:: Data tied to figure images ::
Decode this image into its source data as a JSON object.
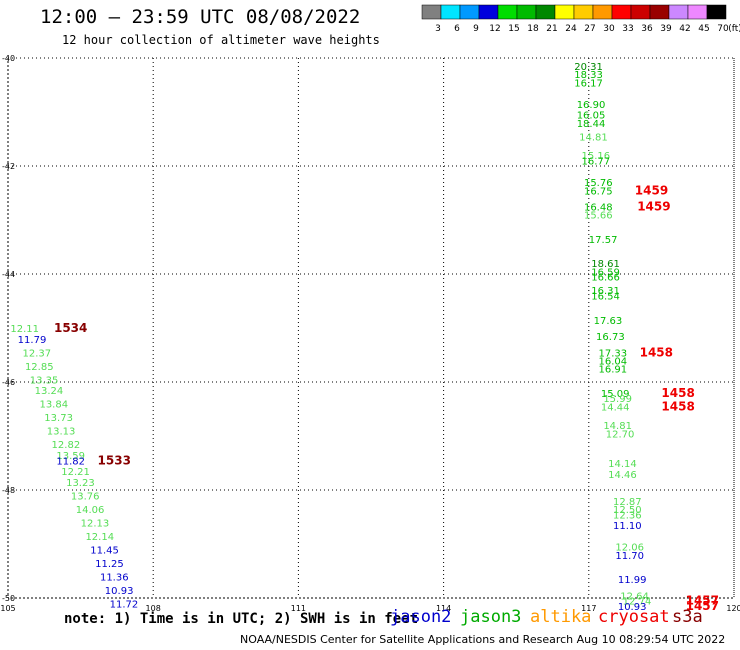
{
  "title": "12:00 — 23:59 UTC 08/08/2022",
  "subtitle": "12 hour collection of altimeter wave heights",
  "color_scale": {
    "labels": [
      "3",
      "6",
      "9",
      "12",
      "15",
      "18",
      "21",
      "24",
      "27",
      "30",
      "33",
      "36",
      "39",
      "42",
      "45",
      "70"
    ],
    "unit": "(ft)",
    "colors": [
      "#808080",
      "#00e5ff",
      "#0099ff",
      "#0000dd",
      "#00dd00",
      "#00bb00",
      "#008800",
      "#ffff00",
      "#ffcc00",
      "#ff9900",
      "#ff0000",
      "#cc0000",
      "#990000",
      "#cc88ff",
      "#ee88ff",
      "#000000"
    ]
  },
  "map": {
    "lon_range": [
      105,
      120
    ],
    "lat_range": [
      -50,
      -40
    ],
    "lon_ticks": [
      "105",
      "108",
      "111",
      "114",
      "117",
      "120"
    ],
    "lat_ticks": [
      "-40",
      "-42",
      "-44",
      "-46",
      "-48",
      "-50"
    ],
    "grid": "dotted"
  },
  "colors": {
    "jason2": "#0000cc",
    "jason3": "#00aa00",
    "altika": "#ff9900",
    "cryosat": "#ee0000",
    "s3a": "#880000",
    "light_green": "#55dd55"
  },
  "wave_labels": [
    {
      "text": "20.31",
      "lon": 116.7,
      "lat": -40.15,
      "color": "#008800"
    },
    {
      "text": "18.33",
      "lon": 116.7,
      "lat": -40.3,
      "color": "#00bb00"
    },
    {
      "text": "16.17",
      "lon": 116.7,
      "lat": -40.45,
      "color": "#00bb00"
    },
    {
      "text": "16.90",
      "lon": 116.75,
      "lat": -40.85,
      "color": "#00bb00"
    },
    {
      "text": "16.05",
      "lon": 116.75,
      "lat": -41.05,
      "color": "#00bb00"
    },
    {
      "text": "18.44",
      "lon": 116.75,
      "lat": -41.2,
      "color": "#00bb00"
    },
    {
      "text": "14.81",
      "lon": 116.8,
      "lat": -41.45,
      "color": "#55dd55"
    },
    {
      "text": "15.16",
      "lon": 116.85,
      "lat": -41.8,
      "color": "#55dd55"
    },
    {
      "text": "16.77",
      "lon": 116.85,
      "lat": -41.9,
      "color": "#00bb00"
    },
    {
      "text": "15.76",
      "lon": 116.9,
      "lat": -42.3,
      "color": "#00bb00"
    },
    {
      "text": "16.75",
      "lon": 116.9,
      "lat": -42.45,
      "color": "#00bb00"
    },
    {
      "text": "1459",
      "lon": 117.95,
      "lat": -42.45,
      "color": "#ee0000"
    },
    {
      "text": "16.48",
      "lon": 116.9,
      "lat": -42.75,
      "color": "#00bb00"
    },
    {
      "text": "1459",
      "lon": 118.0,
      "lat": -42.75,
      "color": "#ee0000"
    },
    {
      "text": "15.66",
      "lon": 116.9,
      "lat": -42.9,
      "color": "#55dd55"
    },
    {
      "text": "17.57",
      "lon": 117.0,
      "lat": -43.35,
      "color": "#00bb00"
    },
    {
      "text": "18.61",
      "lon": 117.05,
      "lat": -43.8,
      "color": "#008800"
    },
    {
      "text": "16.59",
      "lon": 117.05,
      "lat": -43.95,
      "color": "#00bb00"
    },
    {
      "text": "16.66",
      "lon": 117.05,
      "lat": -44.05,
      "color": "#00bb00"
    },
    {
      "text": "16.31",
      "lon": 117.05,
      "lat": -44.3,
      "color": "#00bb00"
    },
    {
      "text": "16.54",
      "lon": 117.05,
      "lat": -44.4,
      "color": "#00bb00"
    },
    {
      "text": "17.63",
      "lon": 117.1,
      "lat": -44.85,
      "color": "#00bb00"
    },
    {
      "text": "16.73",
      "lon": 117.15,
      "lat": -45.15,
      "color": "#00bb00"
    },
    {
      "text": "17.33",
      "lon": 117.2,
      "lat": -45.45,
      "color": "#00bb00"
    },
    {
      "text": "1458",
      "lon": 118.05,
      "lat": -45.45,
      "color": "#ee0000"
    },
    {
      "text": "16.04",
      "lon": 117.2,
      "lat": -45.6,
      "color": "#00bb00"
    },
    {
      "text": "16.91",
      "lon": 117.2,
      "lat": -45.75,
      "color": "#00bb00"
    },
    {
      "text": "15.09",
      "lon": 117.25,
      "lat": -46.2,
      "color": "#00bb00"
    },
    {
      "text": "15.99",
      "lon": 117.3,
      "lat": -46.3,
      "color": "#55dd55"
    },
    {
      "text": "1458",
      "lon": 118.5,
      "lat": -46.2,
      "color": "#ee0000"
    },
    {
      "text": "14.44",
      "lon": 117.25,
      "lat": -46.45,
      "color": "#55dd55"
    },
    {
      "text": "1458",
      "lon": 118.5,
      "lat": -46.45,
      "color": "#ee0000"
    },
    {
      "text": "14.81",
      "lon": 117.3,
      "lat": -46.8,
      "color": "#55dd55"
    },
    {
      "text": "12.70",
      "lon": 117.35,
      "lat": -46.95,
      "color": "#55dd55"
    },
    {
      "text": "14.14",
      "lon": 117.4,
      "lat": -47.5,
      "color": "#55dd55"
    },
    {
      "text": "14.46",
      "lon": 117.4,
      "lat": -47.7,
      "color": "#55dd55"
    },
    {
      "text": "12.87",
      "lon": 117.5,
      "lat": -48.2,
      "color": "#55dd55"
    },
    {
      "text": "12.50",
      "lon": 117.5,
      "lat": -48.35,
      "color": "#55dd55"
    },
    {
      "text": "12.36",
      "lon": 117.5,
      "lat": -48.45,
      "color": "#55dd55"
    },
    {
      "text": "11.10",
      "lon": 117.5,
      "lat": -48.65,
      "color": "#0000cc"
    },
    {
      "text": "12.06",
      "lon": 117.55,
      "lat": -49.05,
      "color": "#55dd55"
    },
    {
      "text": "11.70",
      "lon": 117.55,
      "lat": -49.2,
      "color": "#0000cc"
    },
    {
      "text": "11.99",
      "lon": 117.6,
      "lat": -49.65,
      "color": "#0000cc"
    },
    {
      "text": "12.64",
      "lon": 117.65,
      "lat": -49.95,
      "color": "#55dd55"
    },
    {
      "text": "12.74",
      "lon": 117.7,
      "lat": -50.05,
      "color": "#55dd55"
    },
    {
      "text": "1457",
      "lon": 119.0,
      "lat": -50.05,
      "color": "#ee0000"
    },
    {
      "text": "10.93",
      "lon": 117.6,
      "lat": -50.15,
      "color": "#0000cc"
    },
    {
      "text": "1457",
      "lon": 119.0,
      "lat": -50.15,
      "color": "#ee0000"
    },
    {
      "text": "12.11",
      "lon": 105.05,
      "lat": -45.0,
      "color": "#55dd55"
    },
    {
      "text": "1534",
      "lon": 105.95,
      "lat": -45.0,
      "color": "#880000"
    },
    {
      "text": "11.79",
      "lon": 105.2,
      "lat": -45.2,
      "color": "#0000cc"
    },
    {
      "text": "12.37",
      "lon": 105.3,
      "lat": -45.45,
      "color": "#55dd55"
    },
    {
      "text": "12.85",
      "lon": 105.35,
      "lat": -45.7,
      "color": "#55dd55"
    },
    {
      "text": "13.35",
      "lon": 105.45,
      "lat": -45.95,
      "color": "#55dd55"
    },
    {
      "text": "13.24",
      "lon": 105.55,
      "lat": -46.15,
      "color": "#55dd55"
    },
    {
      "text": "13.84",
      "lon": 105.65,
      "lat": -46.4,
      "color": "#55dd55"
    },
    {
      "text": "13.73",
      "lon": 105.75,
      "lat": -46.65,
      "color": "#55dd55"
    },
    {
      "text": "13.13",
      "lon": 105.8,
      "lat": -46.9,
      "color": "#55dd55"
    },
    {
      "text": "12.82",
      "lon": 105.9,
      "lat": -47.15,
      "color": "#55dd55"
    },
    {
      "text": "13.59",
      "lon": 106.0,
      "lat": -47.35,
      "color": "#55dd55"
    },
    {
      "text": "11.82",
      "lon": 106.0,
      "lat": -47.45,
      "color": "#0000cc"
    },
    {
      "text": "1533",
      "lon": 106.85,
      "lat": -47.45,
      "color": "#880000"
    },
    {
      "text": "12.21",
      "lon": 106.1,
      "lat": -47.65,
      "color": "#55dd55"
    },
    {
      "text": "13.23",
      "lon": 106.2,
      "lat": -47.85,
      "color": "#55dd55"
    },
    {
      "text": "13.76",
      "lon": 106.3,
      "lat": -48.1,
      "color": "#55dd55"
    },
    {
      "text": "14.06",
      "lon": 106.4,
      "lat": -48.35,
      "color": "#55dd55"
    },
    {
      "text": "12.13",
      "lon": 106.5,
      "lat": -48.6,
      "color": "#55dd55"
    },
    {
      "text": "12.14",
      "lon": 106.6,
      "lat": -48.85,
      "color": "#55dd55"
    },
    {
      "text": "11.45",
      "lon": 106.7,
      "lat": -49.1,
      "color": "#0000cc"
    },
    {
      "text": "11.25",
      "lon": 106.8,
      "lat": -49.35,
      "color": "#0000cc"
    },
    {
      "text": "11.36",
      "lon": 106.9,
      "lat": -49.6,
      "color": "#0000cc"
    },
    {
      "text": "10.93",
      "lon": 107.0,
      "lat": -49.85,
      "color": "#0000cc"
    },
    {
      "text": "11.72",
      "lon": 107.1,
      "lat": -50.1,
      "color": "#0000cc"
    }
  ],
  "footer": {
    "note": "note: 1) Time is in UTC; 2) SWH is in feet",
    "legend": {
      "jason2": "jason2",
      "jason3": "jason3",
      "altika": "altika",
      "cryosat": "cryosat",
      "s3a": "s3a"
    },
    "credit": "NOAA/NESDIS Center for Satellite Applications and Research    Aug 10 08:29:54 UTC 2022"
  }
}
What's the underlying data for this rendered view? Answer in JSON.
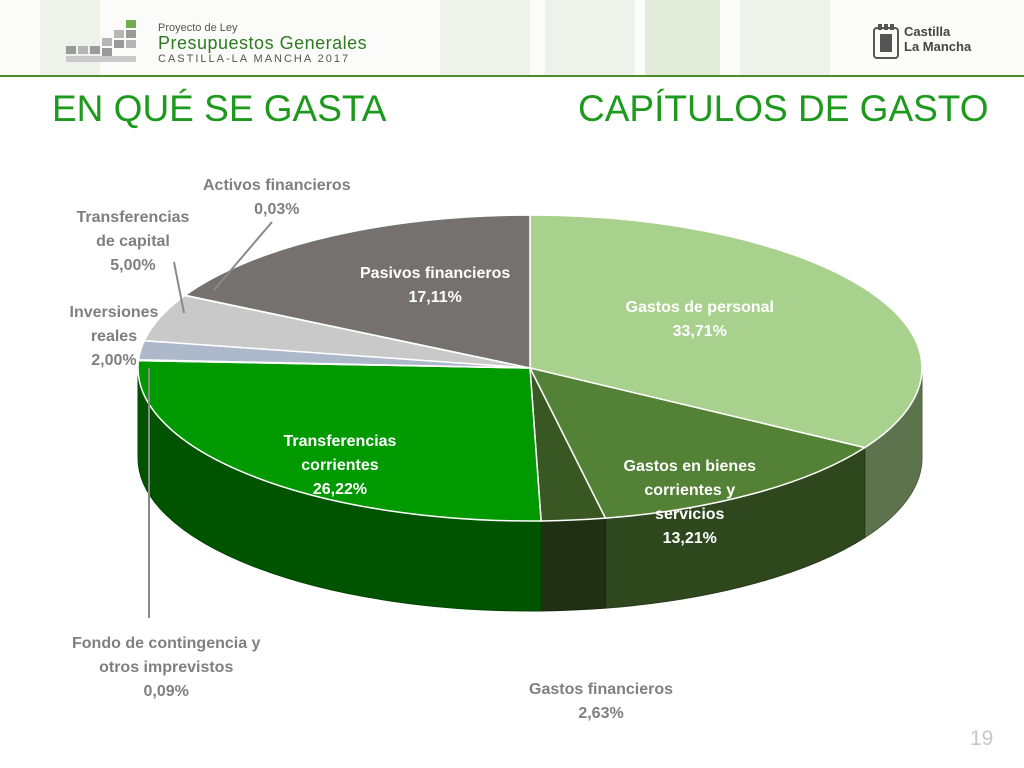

:: Stated task ::
Identify the lines above that contain the word "JSON", then copy them.

:: Solution for this exercise ::
Decode this image into its source data as a JSON object.
What's the underlying data for this rendered view? Answer in JSON.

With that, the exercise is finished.